## What the task requires
Format the data from the line that contains "x-tick-label: -2 xyxy=(186,810,211,841)" up to and including the line that contains "x-tick-label: 1 xyxy=(958,810,974,841)" as a JSON list of strings, one string per line, omitting blank lines.

━━━━━ Items ━━━━━

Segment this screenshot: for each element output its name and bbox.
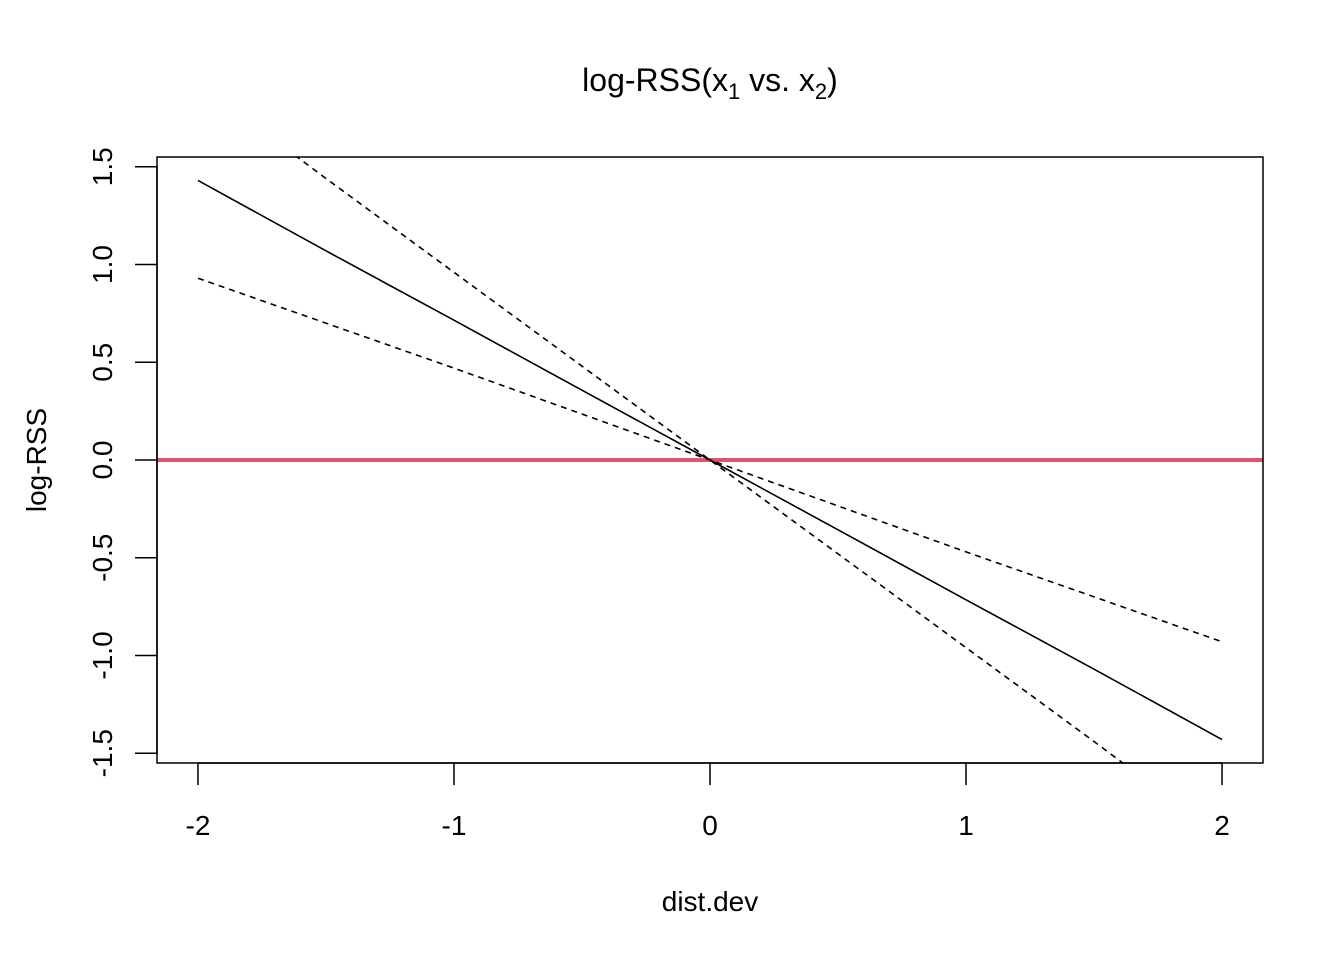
x-tick-label: -2 xyxy=(186,810,211,841)
y-tick-label: 1.0 xyxy=(87,245,118,284)
x-tick-label: -1 xyxy=(442,810,467,841)
title-subscript-1: 1 xyxy=(728,79,740,104)
y-tick-label: 0.0 xyxy=(87,441,118,480)
x-tick-label: 2 xyxy=(1214,810,1230,841)
title-prefix: log-RSS(x xyxy=(582,62,728,98)
x-tick-label: 1 xyxy=(958,810,974,841)
chart-title: log-RSS(x1 vs. x2) xyxy=(582,62,838,104)
series-line-3 xyxy=(197,277,1223,643)
title-suffix: ) xyxy=(827,62,838,98)
title-subscript-2: 2 xyxy=(815,79,827,104)
y-tick-label: -1.0 xyxy=(87,631,118,679)
series-line-2 xyxy=(295,157,1125,763)
y-axis: -1.5 -1.0 -0.5 0.0 0.5 1.0 1.5 xyxy=(87,147,158,777)
y-tick-label: -1.5 xyxy=(87,729,118,777)
title-middle: vs. x xyxy=(740,62,815,98)
x-tick-label: 0 xyxy=(702,810,718,841)
y-tick-label: -0.5 xyxy=(87,534,118,582)
y-tick-label: 1.5 xyxy=(87,147,118,186)
x-axis-label: dist.dev xyxy=(662,886,759,917)
x-axis: -2 -1 0 1 2 xyxy=(186,762,1230,841)
series-layer xyxy=(197,157,1223,763)
y-axis-label: log-RSS xyxy=(21,408,52,512)
y-tick-label: 0.5 xyxy=(87,343,118,382)
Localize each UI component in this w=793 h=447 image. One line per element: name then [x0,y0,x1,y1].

━━━━━

## Problem solution
[
  "x-tick-label: -2 xyxy=(186,810,211,841)",
  "y-tick-label: 1.0 xyxy=(87,245,118,284)",
  "x-tick-label: -1 xyxy=(442,810,467,841)",
  "title-subscript-1: 1 xyxy=(728,79,740,104)",
  "y-tick-label: 0.0 xyxy=(87,441,118,480)",
  "x-tick-label: 2 xyxy=(1214,810,1230,841)",
  "title-prefix: log-RSS(x xyxy=(582,62,728,98)",
  "x-tick-label: 1 xyxy=(958,810,974,841)"
]